── Excerpted records ──

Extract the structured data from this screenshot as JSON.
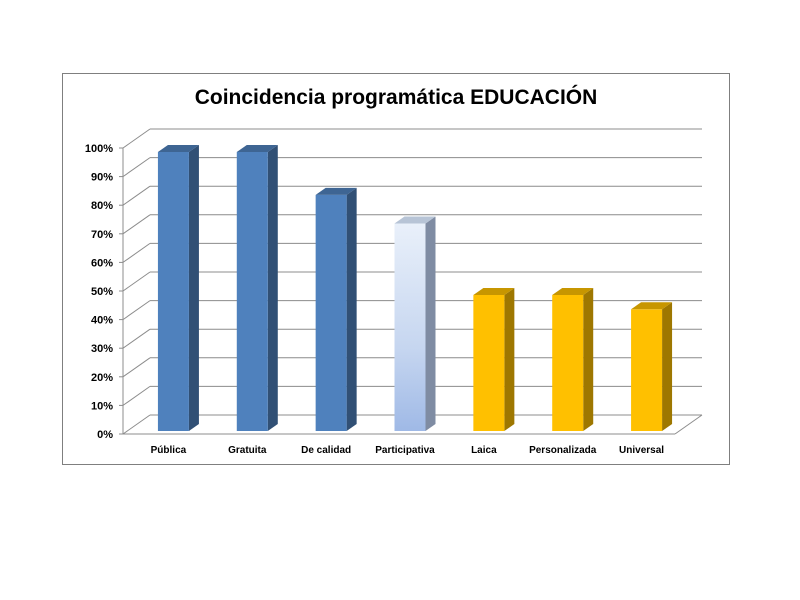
{
  "chart_data": {
    "type": "bar",
    "title": "Coincidencia programática EDUCACIÓN",
    "categories": [
      "Pública",
      "Gratuita",
      "De calidad",
      "Participativa",
      "Laica",
      "Personalizada",
      "Universal"
    ],
    "values": [
      100,
      100,
      85,
      75,
      50,
      50,
      45
    ],
    "unit": "%",
    "ylim": [
      0,
      100
    ],
    "yticks": [
      "0%",
      "10%",
      "20%",
      "30%",
      "40%",
      "50%",
      "60%",
      "70%",
      "80%",
      "90%",
      "100%"
    ],
    "grid": true,
    "style": "3d-column",
    "bar_colors": {
      "Pública": "#4f81bd",
      "Gratuita": "#4f81bd",
      "De calidad": "#4f81bd",
      "Participativa": "#c6d9f1",
      "Laica": "#ffc000",
      "Personalizada": "#ffc000",
      "Universal": "#ffc000"
    }
  }
}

───

### What is expected
Omit the pictures. Transcribe every record exactly.

### Response to this exercise
Extract the structured data from this screenshot as JSON.
{
  "chart_data": {
    "type": "bar",
    "title": "Coincidencia programática EDUCACIÓN",
    "categories": [
      "Pública",
      "Gratuita",
      "De calidad",
      "Participativa",
      "Laica",
      "Personalizada",
      "Universal"
    ],
    "values": [
      100,
      100,
      85,
      75,
      50,
      50,
      45
    ],
    "unit": "%",
    "ylim": [
      0,
      100
    ],
    "yticks": [
      "0%",
      "10%",
      "20%",
      "30%",
      "40%",
      "50%",
      "60%",
      "70%",
      "80%",
      "90%",
      "100%"
    ],
    "grid": true,
    "style": "3d-column",
    "bar_colors": {
      "Pública": "#4f81bd",
      "Gratuita": "#4f81bd",
      "De calidad": "#4f81bd",
      "Participativa": "#c6d9f1",
      "Laica": "#ffc000",
      "Personalizada": "#ffc000",
      "Universal": "#ffc000"
    }
  }
}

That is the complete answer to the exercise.